▶ Problem requirements
Copy every line in the records below that contains the word "this".

──────────────────────────────

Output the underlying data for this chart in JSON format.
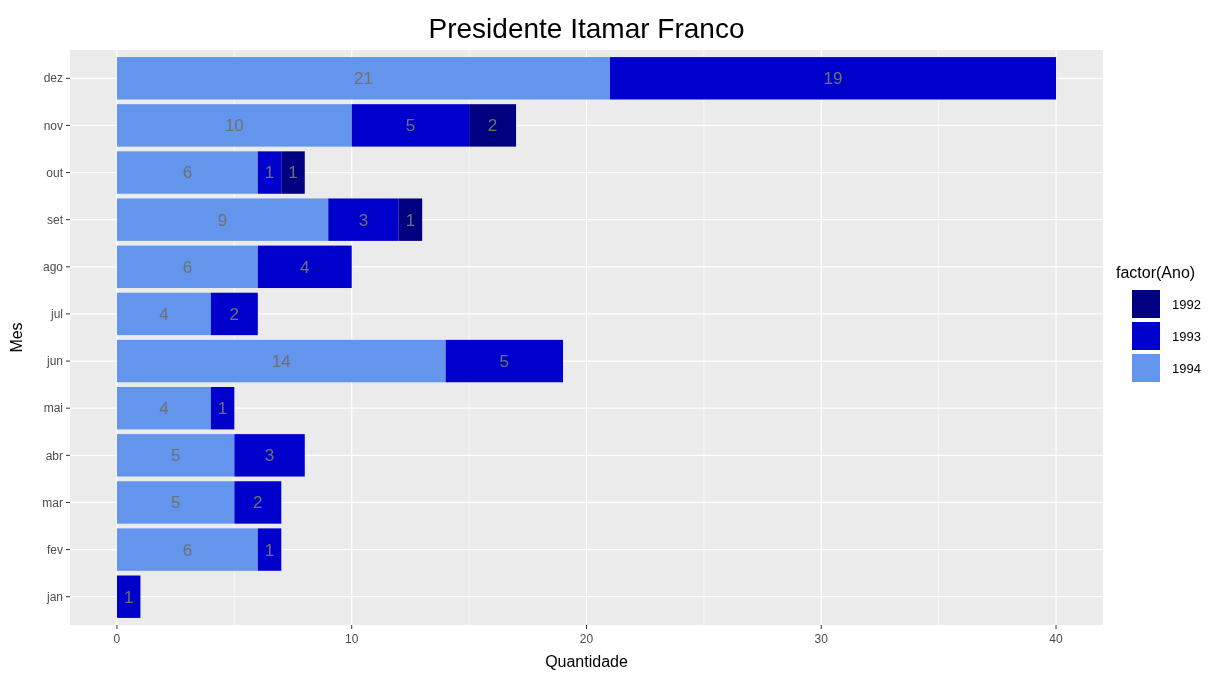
{
  "chart_data": {
    "type": "bar",
    "title": "Presidente  Itamar Franco",
    "xlabel": "Quantidade",
    "ylabel": "Mes",
    "legend_title": "factor(Ano)",
    "orientation": "horizontal",
    "stacked": true,
    "data_labels": true,
    "grid": true,
    "legend": "right",
    "categories": [
      "dez",
      "nov",
      "out",
      "set",
      "ago",
      "jul",
      "jun",
      "mai",
      "abr",
      "mar",
      "fev",
      "jan"
    ],
    "xlim": [
      -2,
      42
    ],
    "xticks": [
      0,
      10,
      20,
      30,
      40
    ],
    "series": [
      {
        "name": "1994",
        "color": "#6495ed",
        "values": [
          21,
          10,
          6,
          9,
          6,
          4,
          14,
          4,
          5,
          5,
          6,
          null
        ]
      },
      {
        "name": "1993",
        "color": "#0000cd",
        "values": [
          19,
          5,
          1,
          3,
          4,
          2,
          5,
          1,
          3,
          2,
          1,
          1
        ]
      },
      {
        "name": "1992",
        "color": "#000080",
        "values": [
          null,
          2,
          1,
          1,
          null,
          null,
          null,
          null,
          null,
          null,
          null,
          null
        ]
      }
    ]
  }
}
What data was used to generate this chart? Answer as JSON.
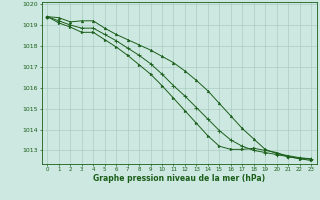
{
  "x": [
    0,
    1,
    2,
    3,
    4,
    5,
    6,
    7,
    8,
    9,
    10,
    11,
    12,
    13,
    14,
    15,
    16,
    17,
    18,
    19,
    20,
    21,
    22,
    23
  ],
  "line1": [
    1019.4,
    1019.35,
    1019.15,
    1019.2,
    1019.2,
    1018.85,
    1018.55,
    1018.3,
    1018.05,
    1017.8,
    1017.5,
    1017.2,
    1016.8,
    1016.35,
    1015.85,
    1015.25,
    1014.65,
    1014.05,
    1013.55,
    1013.05,
    1012.85,
    1012.75,
    1012.65,
    1012.6
  ],
  "line2": [
    1019.4,
    1019.2,
    1019.0,
    1018.85,
    1018.85,
    1018.55,
    1018.25,
    1017.9,
    1017.55,
    1017.15,
    1016.65,
    1016.1,
    1015.6,
    1015.05,
    1014.5,
    1013.95,
    1013.5,
    1013.2,
    1013.0,
    1012.9,
    1012.8,
    1012.7,
    1012.62,
    1012.58
  ],
  "line3": [
    1019.4,
    1019.1,
    1018.9,
    1018.65,
    1018.65,
    1018.3,
    1017.95,
    1017.55,
    1017.1,
    1016.65,
    1016.1,
    1015.5,
    1014.9,
    1014.3,
    1013.7,
    1013.2,
    1013.05,
    1013.05,
    1013.1,
    1013.0,
    1012.9,
    1012.7,
    1012.6,
    1012.52
  ],
  "bg_color": "#cde8e0",
  "line_color": "#1a5e1a",
  "grid_color": "#aaccc4",
  "xlabel": "Graphe pression niveau de la mer (hPa)",
  "ylabel_min": 1013,
  "ylabel_max": 1020,
  "xlim": [
    -0.5,
    23.5
  ],
  "ylim": [
    1012.35,
    1020.1
  ]
}
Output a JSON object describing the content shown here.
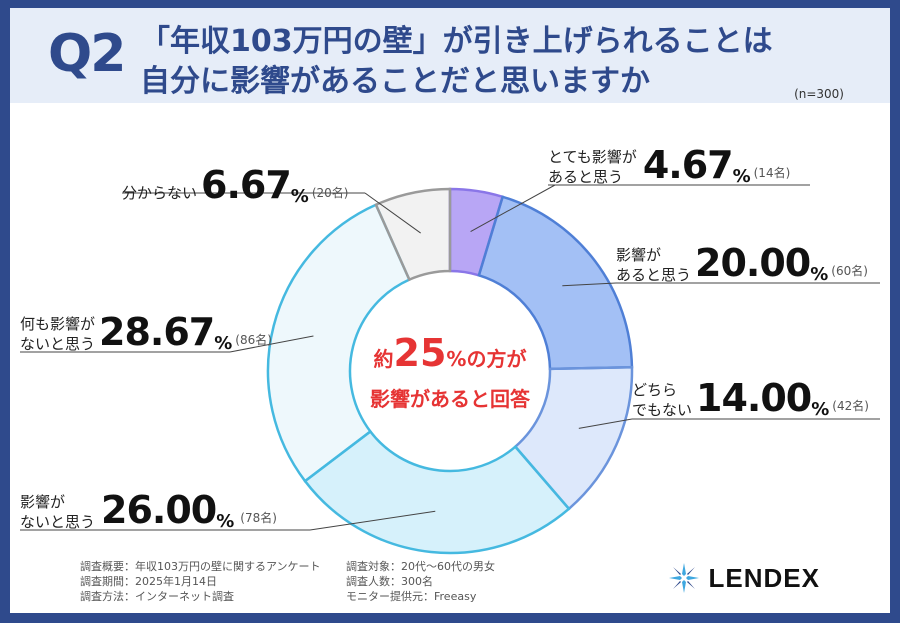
{
  "header": {
    "q_label": "Q2",
    "question_line1": "「年収103万円の壁」が引き上げられることは",
    "question_line2": "自分に影響があることだと思いますか",
    "sample": "(n=300)"
  },
  "center": {
    "prefix": "約",
    "number": "25",
    "suffix": "%の方が",
    "line2": "影響があると回答"
  },
  "chart_data": {
    "type": "pie",
    "unit": "%",
    "slices": [
      {
        "label_line1": "とても影響が",
        "label_line2": "あると思う",
        "value": "4.67",
        "count": "(14名)",
        "color": "#b8a6f5"
      },
      {
        "label_line1": "影響が",
        "label_line2": "あると思う",
        "value": "20.00",
        "count": "(60名)",
        "color": "#a3c0f5"
      },
      {
        "label_line1": "どちら",
        "label_line2": "でもない",
        "value": "14.00",
        "count": "(42名)",
        "color": "#dde8fb"
      },
      {
        "label_line1": "影響が",
        "label_line2": "ないと思う",
        "value": "26.00",
        "count": "(78名)",
        "color": "#d6f1fb"
      },
      {
        "label_line1": "何も影響が",
        "label_line2": "ないと思う",
        "value": "28.67",
        "count": "(86名)",
        "color": "#eef8fc"
      },
      {
        "label_line1": "分からない",
        "label_line2": "",
        "value": "6.67",
        "count": "(20名)",
        "color": "#f2f2f2"
      }
    ]
  },
  "footer": {
    "left": [
      "調査概要：年収103万円の壁に関するアンケート",
      "調査期間：2025年1月14日",
      "調査方法：インターネット調査"
    ],
    "right": [
      "調査対象：20代〜60代の男女",
      "調査人数：300名",
      "モニター提供元：Freeasy"
    ]
  },
  "logo": {
    "text": "LENDEX",
    "icon": "sparkle-logo-icon",
    "accent": "#3fa8e0"
  }
}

──────────────────────────────

▶ Completed task
Output the underlying data for this chart in JSON format.
What data was used to generate this chart? Answer as JSON.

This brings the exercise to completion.